### Job:
Transcribe the records that follow, preserving every word.

[Collected data]
## Begin

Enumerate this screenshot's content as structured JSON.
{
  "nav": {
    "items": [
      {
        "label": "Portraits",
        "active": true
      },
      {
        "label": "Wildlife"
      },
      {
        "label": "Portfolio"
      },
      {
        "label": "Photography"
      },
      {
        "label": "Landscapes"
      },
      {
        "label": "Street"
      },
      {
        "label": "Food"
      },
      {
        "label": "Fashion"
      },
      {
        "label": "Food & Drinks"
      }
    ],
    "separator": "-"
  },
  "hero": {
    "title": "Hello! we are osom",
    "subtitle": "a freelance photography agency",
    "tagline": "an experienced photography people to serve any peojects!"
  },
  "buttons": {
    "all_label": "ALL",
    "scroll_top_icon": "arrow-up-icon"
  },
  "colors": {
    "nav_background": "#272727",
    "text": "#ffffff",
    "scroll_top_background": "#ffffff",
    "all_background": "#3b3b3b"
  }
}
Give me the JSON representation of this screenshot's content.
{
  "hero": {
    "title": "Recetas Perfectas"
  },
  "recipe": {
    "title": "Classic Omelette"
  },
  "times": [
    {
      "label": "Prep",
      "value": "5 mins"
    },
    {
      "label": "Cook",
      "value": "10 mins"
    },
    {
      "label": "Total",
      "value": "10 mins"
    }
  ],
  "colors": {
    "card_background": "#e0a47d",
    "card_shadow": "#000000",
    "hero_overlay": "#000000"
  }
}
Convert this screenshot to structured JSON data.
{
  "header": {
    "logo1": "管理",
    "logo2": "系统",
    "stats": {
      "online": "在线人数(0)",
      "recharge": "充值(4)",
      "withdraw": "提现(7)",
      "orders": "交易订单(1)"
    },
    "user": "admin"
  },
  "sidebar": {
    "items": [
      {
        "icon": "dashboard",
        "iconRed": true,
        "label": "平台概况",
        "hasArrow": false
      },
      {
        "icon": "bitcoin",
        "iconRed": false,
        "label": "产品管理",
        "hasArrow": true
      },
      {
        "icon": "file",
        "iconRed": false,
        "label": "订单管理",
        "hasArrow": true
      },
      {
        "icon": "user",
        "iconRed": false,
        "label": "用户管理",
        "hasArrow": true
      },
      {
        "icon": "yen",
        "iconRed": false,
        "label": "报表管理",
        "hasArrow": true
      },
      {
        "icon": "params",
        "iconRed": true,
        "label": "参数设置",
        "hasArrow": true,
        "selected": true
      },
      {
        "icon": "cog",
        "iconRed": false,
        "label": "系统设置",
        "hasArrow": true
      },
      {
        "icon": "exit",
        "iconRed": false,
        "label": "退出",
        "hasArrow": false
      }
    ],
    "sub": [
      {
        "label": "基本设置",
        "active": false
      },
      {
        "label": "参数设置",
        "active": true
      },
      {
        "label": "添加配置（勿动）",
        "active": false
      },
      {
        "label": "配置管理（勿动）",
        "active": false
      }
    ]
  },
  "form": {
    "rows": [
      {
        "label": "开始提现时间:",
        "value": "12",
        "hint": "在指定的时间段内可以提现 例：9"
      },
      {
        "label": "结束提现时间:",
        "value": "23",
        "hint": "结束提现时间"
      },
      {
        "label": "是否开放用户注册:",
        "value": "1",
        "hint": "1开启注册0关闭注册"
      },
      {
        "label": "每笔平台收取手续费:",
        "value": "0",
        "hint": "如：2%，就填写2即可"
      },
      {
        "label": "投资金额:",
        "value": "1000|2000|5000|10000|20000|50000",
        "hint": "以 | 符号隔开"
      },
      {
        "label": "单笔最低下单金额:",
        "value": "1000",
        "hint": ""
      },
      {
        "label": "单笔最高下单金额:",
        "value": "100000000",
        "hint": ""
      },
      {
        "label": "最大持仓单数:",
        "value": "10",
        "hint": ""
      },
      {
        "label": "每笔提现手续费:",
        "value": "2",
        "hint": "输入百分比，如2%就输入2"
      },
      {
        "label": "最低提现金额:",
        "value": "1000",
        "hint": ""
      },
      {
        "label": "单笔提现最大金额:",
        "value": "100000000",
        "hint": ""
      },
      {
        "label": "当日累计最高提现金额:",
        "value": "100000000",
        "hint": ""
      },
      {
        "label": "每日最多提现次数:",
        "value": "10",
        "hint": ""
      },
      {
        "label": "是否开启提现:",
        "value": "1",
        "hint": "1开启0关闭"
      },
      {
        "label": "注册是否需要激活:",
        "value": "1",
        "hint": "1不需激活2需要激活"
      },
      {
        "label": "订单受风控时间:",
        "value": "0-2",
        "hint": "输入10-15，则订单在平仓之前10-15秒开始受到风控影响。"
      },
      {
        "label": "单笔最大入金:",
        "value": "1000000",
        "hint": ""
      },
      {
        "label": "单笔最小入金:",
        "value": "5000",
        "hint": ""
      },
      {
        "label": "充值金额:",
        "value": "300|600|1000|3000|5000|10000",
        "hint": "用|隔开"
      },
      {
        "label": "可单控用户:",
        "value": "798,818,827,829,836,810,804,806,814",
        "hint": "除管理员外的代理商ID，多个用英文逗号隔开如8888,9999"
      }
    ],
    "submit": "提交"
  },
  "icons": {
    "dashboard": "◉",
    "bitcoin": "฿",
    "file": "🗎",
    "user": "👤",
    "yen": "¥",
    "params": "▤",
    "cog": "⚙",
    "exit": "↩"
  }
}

## End

### Response to this task:
Enumerate this screenshot's content as structured JSON.
{
  "nav": {
    "items": [
      {
        "label": "Portraits",
        "active": true
      },
      {
        "label": "Wildlife"
      },
      {
        "label": "Portfolio"
      },
      {
        "label": "Photography"
      },
      {
        "label": "Landscapes"
      },
      {
        "label": "Street"
      },
      {
        "label": "Food"
      },
      {
        "label": "Fashion"
      },
      {
        "label": "Food & Drinks"
      }
    ],
    "separator": "-"
  },
  "hero": {
    "title": "Hello! we are osom",
    "subtitle": "a freelance photography agency",
    "tagline": "an experienced photography people to serve any peojects!"
  },
  "buttons": {
    "all_label": "ALL",
    "scroll_top_icon": "arrow-up-icon"
  },
  "colors": {
    "nav_background": "#272727",
    "text": "#ffffff",
    "scroll_top_background": "#ffffff",
    "all_background": "#3b3b3b"
  }
}
Give me the JSON representation of this screenshot's content.
{
  "hero": {
    "title": "Recetas Perfectas"
  },
  "recipe": {
    "title": "Classic Omelette"
  },
  "times": [
    {
      "label": "Prep",
      "value": "5 mins"
    },
    {
      "label": "Cook",
      "value": "10 mins"
    },
    {
      "label": "Total",
      "value": "10 mins"
    }
  ],
  "colors": {
    "card_background": "#e0a47d",
    "card_shadow": "#000000",
    "hero_overlay": "#000000"
  }
}
Convert this screenshot to structured JSON data.
{
  "header": {
    "logo1": "管理",
    "logo2": "系统",
    "stats": {
      "online": "在线人数(0)",
      "recharge": "充值(4)",
      "withdraw": "提现(7)",
      "orders": "交易订单(1)"
    },
    "user": "admin"
  },
  "sidebar": {
    "items": [
      {
        "icon": "dashboard",
        "iconRed": true,
        "label": "平台概况",
        "hasArrow": false
      },
      {
        "icon": "bitcoin",
        "iconRed": false,
        "label": "产品管理",
        "hasArrow": true
      },
      {
        "icon": "file",
        "iconRed": false,
        "label": "订单管理",
        "hasArrow": true
      },
      {
        "icon": "user",
        "iconRed": false,
        "label": "用户管理",
        "hasArrow": true
      },
      {
        "icon": "yen",
        "iconRed": false,
        "label": "报表管理",
        "hasArrow": true
      },
      {
        "icon": "params",
        "iconRed": true,
        "label": "参数设置",
        "hasArrow": true,
        "selected": true
      },
      {
        "icon": "cog",
        "iconRed": false,
        "label": "系统设置",
        "hasArrow": true
      },
      {
        "icon": "exit",
        "iconRed": false,
        "label": "退出",
        "hasArrow": false
      }
    ],
    "sub": [
      {
        "label": "基本设置",
        "active": false
      },
      {
        "label": "参数设置",
        "active": true
      },
      {
        "label": "添加配置（勿动）",
        "active": false
      },
      {
        "label": "配置管理（勿动）",
        "active": false
      }
    ]
  },
  "form": {
    "rows": [
      {
        "label": "开始提现时间:",
        "value": "12",
        "hint": "在指定的时间段内可以提现 例：9"
      },
      {
        "label": "结束提现时间:",
        "value": "23",
        "hint": "结束提现时间"
      },
      {
        "label": "是否开放用户注册:",
        "value": "1",
        "hint": "1开启注册0关闭注册"
      },
      {
        "label": "每笔平台收取手续费:",
        "value": "0",
        "hint": "如：2%，就填写2即可"
      },
      {
        "label": "投资金额:",
        "value": "1000|2000|5000|10000|20000|50000",
        "hint": "以 | 符号隔开"
      },
      {
        "label": "单笔最低下单金额:",
        "value": "1000",
        "hint": ""
      },
      {
        "label": "单笔最高下单金额:",
        "value": "100000000",
        "hint": ""
      },
      {
        "label": "最大持仓单数:",
        "value": "10",
        "hint": ""
      },
      {
        "label": "每笔提现手续费:",
        "value": "2",
        "hint": "输入百分比，如2%就输入2"
      },
      {
        "label": "最低提现金额:",
        "value": "1000",
        "hint": ""
      },
      {
        "label": "单笔提现最大金额:",
        "value": "100000000",
        "hint": ""
      },
      {
        "label": "当日累计最高提现金额:",
        "value": "100000000",
        "hint": ""
      },
      {
        "label": "每日最多提现次数:",
        "value": "10",
        "hint": ""
      },
      {
        "label": "是否开启提现:",
        "value": "1",
        "hint": "1开启0关闭"
      },
      {
        "label": "注册是否需要激活:",
        "value": "1",
        "hint": "1不需激活2需要激活"
      },
      {
        "label": "订单受风控时间:",
        "value": "0-2",
        "hint": "输入10-15，则订单在平仓之前10-15秒开始受到风控影响。"
      },
      {
        "label": "单笔最大入金:",
        "value": "1000000",
        "hint": ""
      },
      {
        "label": "单笔最小入金:",
        "value": "5000",
        "hint": ""
      },
      {
        "label": "充值金额:",
        "value": "300|600|1000|3000|5000|10000",
        "hint": "用|隔开"
      },
      {
        "label": "可单控用户:",
        "value": "798,818,827,829,836,810,804,806,814",
        "hint": "除管理员外的代理商ID，多个用英文逗号隔开如8888,9999"
      }
    ],
    "submit": "提交"
  },
  "icons": {
    "dashboard": "◉",
    "bitcoin": "฿",
    "file": "🗎",
    "user": "👤",
    "yen": "¥",
    "params": "▤",
    "cog": "⚙",
    "exit": "↩"
  }
}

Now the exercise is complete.